# SHORT PROBLEM:
Render every line of the items below as a JSON list of strings, one string per line, omitting blank lines and leaving out the pictures.

# RECORDS SHOWN:
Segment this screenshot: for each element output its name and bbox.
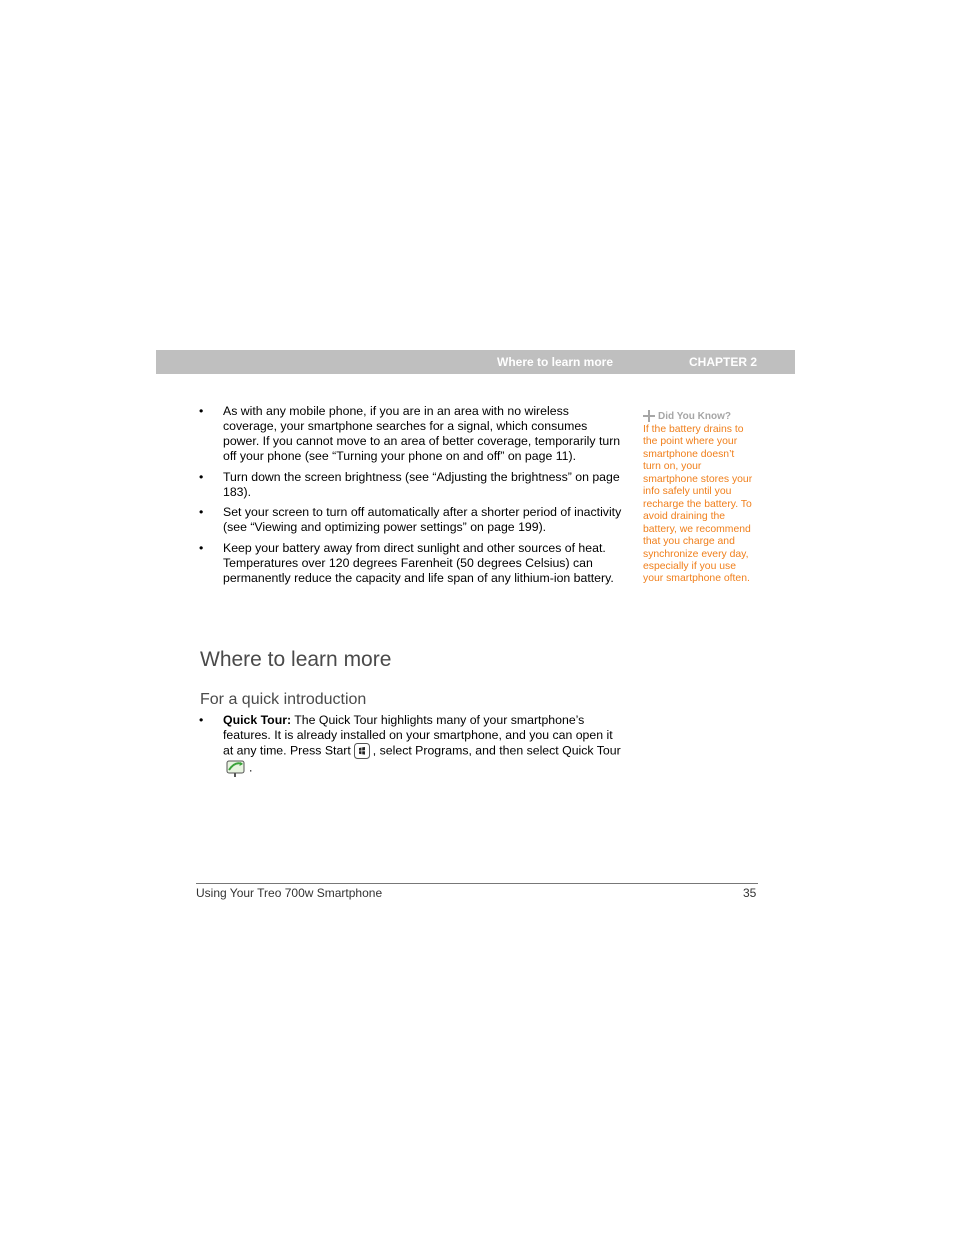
footer-divider: [196, 883, 758, 884]
section-heading: Where to learn more: [200, 648, 392, 671]
bullet-icon: •: [199, 505, 204, 520]
header-section-title: Where to learn more: [497, 355, 614, 369]
footer-book-title: Using Your Treo 700w Smartphone: [196, 886, 383, 900]
bullet-icon: •: [199, 404, 204, 418]
list-item-text: Turn down the screen brightness (see “Adjusting the brightness” on page 183).: [223, 469, 620, 499]
chapter-header-bar: [156, 350, 795, 374]
power-tips-list: [199, 404, 624, 592]
bullet-icon: •: [199, 713, 204, 727]
quick-tour-label: Quick Tour:: [223, 713, 292, 727]
windows-start-icon: [354, 743, 370, 759]
plus-icon: [643, 410, 655, 422]
list-item: [199, 505, 624, 535]
list-item-text: Keep your battery away from direct sunlight and other sources of heat. Temperatures over 120 degrees Farenheit (50 degrees Celsius) can permanently reduce the capacity and life span of any lithium-ion battery.: [223, 541, 614, 586]
bullet-icon: •: [199, 541, 204, 556]
did-you-know-text: If the battery drains to the point where your smartphone doesn’t turn on, your smartphone stores your info safely until you recharge the battery. To avoid draining the battery, we recommend that you charge and synchronize every day, especially if you use your smartphone often.: [643, 424, 753, 585]
list-item-text: As with any mobile phone, if you are in an area with no wireless coverage, your smartphone searches for a signal, which consumes power. If you cannot move to an area of better coverage, temporarily turn off your phone (see “Turning your phone on and off” on page 11).: [223, 404, 621, 463]
did-you-know-heading: Did You Know?: [658, 410, 731, 422]
bullet-icon: •: [199, 469, 204, 484]
list-item: [199, 541, 624, 586]
quick-tour-icon: [226, 759, 246, 777]
did-you-know-sidebar: [643, 410, 755, 586]
quick-tour-text-end: .: [249, 760, 253, 775]
subsection-heading: For a quick introduction: [200, 691, 367, 708]
list-item-text: Set your screen to turn off automatically after a shorter period of inactivity (see “Viewing and optimizing power settings” on page 199).: [223, 505, 622, 535]
quick-tour-text-1: The Quick Tour highlights many of your smartphone’s features. It is already installed on your smartphone, and you can open it at any time. Press Start: [223, 713, 613, 758]
did-you-know-heading-row: [643, 410, 755, 422]
footer-page-number: 35: [743, 886, 757, 900]
list-item: [199, 404, 624, 464]
quick-tour-list: [199, 713, 624, 777]
list-item: [199, 470, 624, 500]
list-item: [199, 713, 624, 777]
header-chapter-label: CHAPTER 2: [689, 355, 758, 369]
quick-tour-text-2: , select Programs, and then select Quick Tour: [372, 743, 621, 758]
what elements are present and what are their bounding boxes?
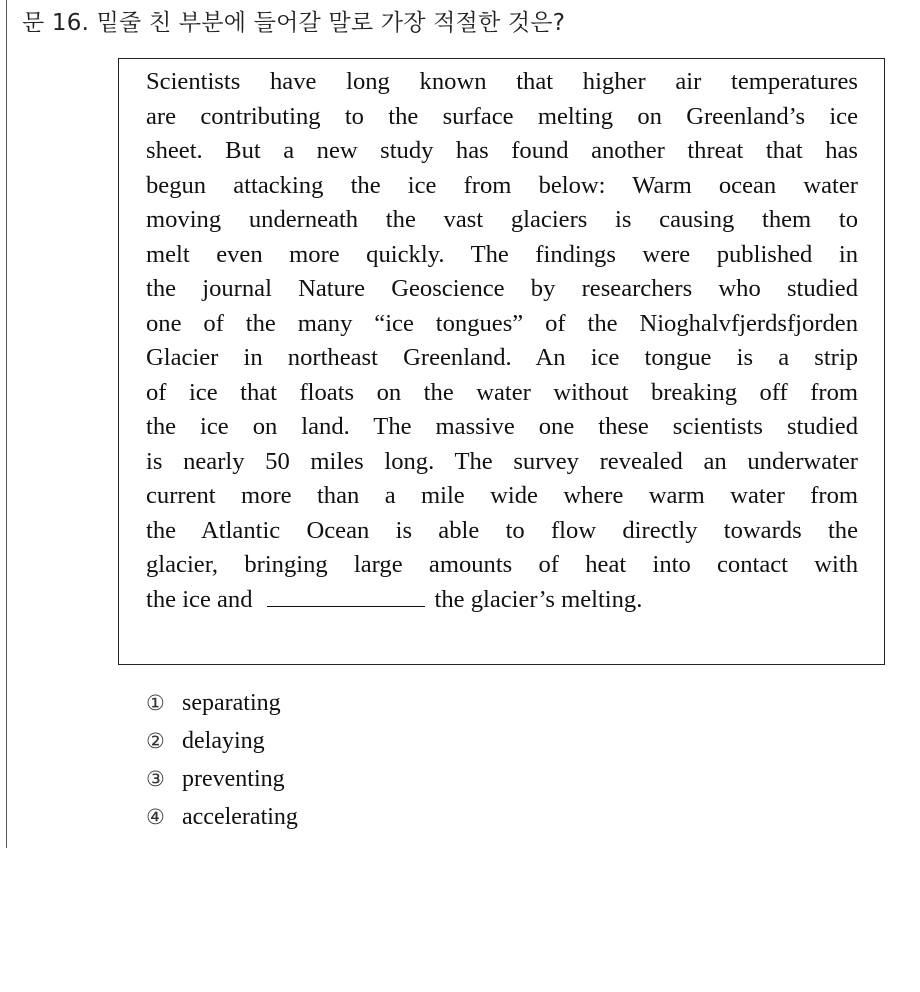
option-1[interactable] — [146, 684, 298, 722]
passage-line: current more than a mile wide where warm water from — [146, 482, 858, 509]
option-text: preventing — [182, 765, 285, 792]
passage-last-line-before: the ice and — [146, 585, 253, 613]
passage-line: Scientists have long known that higher air temperatures — [146, 68, 858, 95]
passage-box — [118, 58, 885, 665]
passage-line: glacier, bringing large amounts of heat into contact with — [146, 551, 858, 578]
option-number: ④ — [146, 805, 165, 829]
option-text: delaying — [182, 727, 265, 754]
passage-line: Glacier in northeast Greenland. An ice tongue is a strip — [146, 344, 858, 371]
passage-line: melt even more quickly. The findings were published in — [146, 240, 858, 268]
option-number: ① — [146, 691, 165, 715]
option-text: accelerating — [182, 803, 298, 830]
passage-line: is nearly 50 miles long. The survey revealed an underwater — [146, 447, 858, 475]
passage-line: are contributing to the surface melting on Greenland’s ice — [146, 102, 858, 130]
passage-line: the journal Nature Geoscience by researchers who studied — [146, 275, 858, 302]
passage-line: one of the many “ice tongues” of the Nioghalvfjerdsfjorden — [146, 309, 858, 337]
answer-options — [146, 684, 298, 836]
option-text: separating — [182, 689, 281, 716]
answer-blank — [267, 588, 425, 607]
option-4[interactable] — [146, 798, 298, 836]
passage-last-line-after: the glacier’s melting. — [434, 585, 643, 613]
passage-line: the ice on land. The massive one these scientists studied — [146, 413, 858, 440]
option-2[interactable] — [146, 722, 298, 760]
question-header: 문 16. 밑줄 친 부분에 들어갈 말로 가장 적절한 것은? — [22, 10, 566, 36]
passage-line: moving underneath the vast glaciers is causing them to — [146, 206, 858, 233]
passage-line: of ice that floats on the water without breaking off from — [146, 378, 858, 406]
option-number: ③ — [146, 767, 165, 791]
option-number: ② — [146, 729, 165, 753]
passage-line: the Atlantic Ocean is able to flow directly towards the — [146, 516, 858, 544]
passage-line: sheet. But a new study has found another threat that has — [146, 137, 858, 164]
passage-last-line — [146, 583, 858, 618]
passage-line: begun attacking the ice from below: Warm ocean water — [146, 171, 858, 199]
left-margin-rule — [6, 0, 7, 848]
option-3[interactable] — [146, 760, 298, 798]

# THE RESPONSE:
[
  "Segment this screenshot: for each element output its name and bbox.",
  "footer-divider: [196, 883, 758, 884]",
  "section-heading: Where to learn more: [200, 648, 392, 671]",
  "bullet-icon: •: [199, 505, 204, 520]",
  "header-section-title: Where to learn more: [497, 355, 614, 369]",
  "footer-book-title: Using Your Treo 700w Smartphone: [196, 886, 383, 900]",
  "bullet-icon: •: [199, 404, 204, 418]",
  "list-item-text: Turn down the screen brightness (see “Adjusting the brightness” on page 183).: [223, 469, 620, 499]",
  "chapter-header-bar: [156, 350, 795, 374]",
  "power-tips-list: [199, 404, 624, 592]",
  "bullet-icon: •: [199, 713, 204, 727]",
  "quick-tour-label: Quick Tour:: [223, 713, 292, 727]",
  "windows-start-icon: [354, 743, 370, 759]",
  "plus-icon: [643, 410, 655, 422]",
  "list-item: [199, 505, 624, 535]",
  "list-item-text: Keep your battery away from direct sunlight and other sources of heat. Temperatures over 120 degrees Farenheit (50 degrees Celsius) can permanently reduce the capacity and life span of any lithium-ion battery.: [223, 541, 614, 586]",
  "bullet-icon: •: [199, 541, 204, 556]",
  "did-you-know-text: If the battery drains to the point where your smartphone doesn’t turn on, your smartphone stores your info safely until you recharge the battery. To avoid draining the battery, we recommend that you charge and synchronize every day, especially if you use your smartphone often.: [643, 424, 753, 585]",
  "list-item-text: As with any mobile phone, if you are in an area with no wireless coverage, your smartphone searches for a signal, which consumes power. If you cannot move to an area of better coverage, temporarily turn off your phone (see “Turning your phone on and off” on page 11).: [223, 404, 621, 463]",
  "did-you-know-heading: Did You Know?: [658, 410, 731, 422]",
  "bullet-icon: •: [199, 469, 204, 484]",
  "list-item: [199, 541, 624, 586]",
  "quick-tour-icon: [226, 759, 246, 777]",
  "did-you-know-sidebar: [643, 410, 755, 586]",
  "quick-tour-text-end: .: [249, 760, 253, 775]",
  "subsection-heading: For a quick introduction: [200, 691, 367, 708]",
  "list-item-text: Set your screen to turn off automatically after a shorter period of inactivity (see “Viewing and optimizing power settings” on page 199).: [223, 505, 622, 535]",
  "quick-tour-text-1: The Quick Tour highlights many of your smartphone’s features. It is already installed on your smartphone, and you can open it at any time. Press Start: [223, 713, 613, 758]",
  "did-you-know-heading-row: [643, 410, 755, 422]",
  "footer-page-number: 35: [743, 886, 757, 900]",
  "list-item: [199, 404, 624, 464]",
  "quick-tour-list: [199, 713, 624, 777]",
  "list-item: [199, 470, 624, 500]",
  "list-item: [199, 713, 624, 777]",
  "header-chapter-label: CHAPTER 2: [689, 355, 758, 369]",
  "quick-tour-text-2: , select Programs, and then select Quick Tour: [372, 743, 621, 758]",
  "what elements are present and what are their bounding boxes?",
  "option-1[interactable] — [146, 684, 298, 722]",
  "passage-line: current more than a mile wide where warm water from — [146, 482, 858, 509]",
  "option-text: preventing — [182, 765, 285, 792]",
  "passage-last-line-before: the ice and — [146, 585, 253, 613]",
  "passage-line: Scientists have long known that higher air temperatures — [146, 68, 858, 95]",
  "passage-box — [118, 58, 885, 665]",
  "passage-line: glacier, bringing large amounts of heat into contact with — [146, 551, 858, 578]",
  "option-number: ④ — [146, 805, 165, 829]",
  "option-text: delaying — [182, 727, 265, 754]",
  "passage-line: Glacier in northeast Greenland. An ice tongue is a strip — [146, 344, 858, 371]",
  "passage-line: melt even more quickly. The findings were published in — [146, 240, 858, 268]",
  "option-number: ① — [146, 691, 165, 715]",
  "option-text: accelerating — [182, 803, 298, 830]",
  "passage-line: is nearly 50 miles long. The survey revealed an underwater — [146, 447, 858, 475]",
  "passage-line: are contributing to the surface melting on Greenland’s ice — [146, 102, 858, 130]",
  "passage-line: the journal Nature Geoscience by researchers who studied — [146, 275, 858, 302]",
  "passage-line: one of the many “ice tongues” of the Nioghalvfjerdsfjorden — [146, 309, 858, 337]",
  "answer-options — [146, 684, 298, 836]",
  "option-text: separating — [182, 689, 281, 716]",
  "answer-blank — [267, 588, 425, 607]",
  "option-4[interactable] — [146, 798, 298, 836]",
  "passage-last-line-after: the glacier’s melting. — [434, 585, 643, 613]",
  "passage-line: the ice on land. The massive one these scientists studied — [146, 413, 858, 440]",
  "option-2[interactable] — [146, 722, 298, 760]",
  "question-header: 문 16. 밑줄 친 부분에 들어갈 말로 가장 적절한 것은? — [22, 10, 566, 36]",
  "passage-line: moving underneath the vast glaciers is causing them to — [146, 206, 858, 233]",
  "passage-line: of ice that floats on the water without breaking off from — [146, 378, 858, 406]",
  "option-number: ③ — [146, 767, 165, 791]",
  "option-number: ② — [146, 729, 165, 753]",
  "passage-line: the Atlantic Ocean is able to flow directly towards the — [146, 516, 858, 544]",
  "passage-line: sheet. But a new study has found another threat that has — [146, 137, 858, 164]",
  "passage-last-line — [146, 583, 858, 618]",
  "passage-line: begun attacking the ice from below: Warm ocean water — [146, 171, 858, 199]",
  "left-margin-rule — [6, 0, 7, 848]",
  "option-3[interactable] — [146, 760, 298, 798]"
]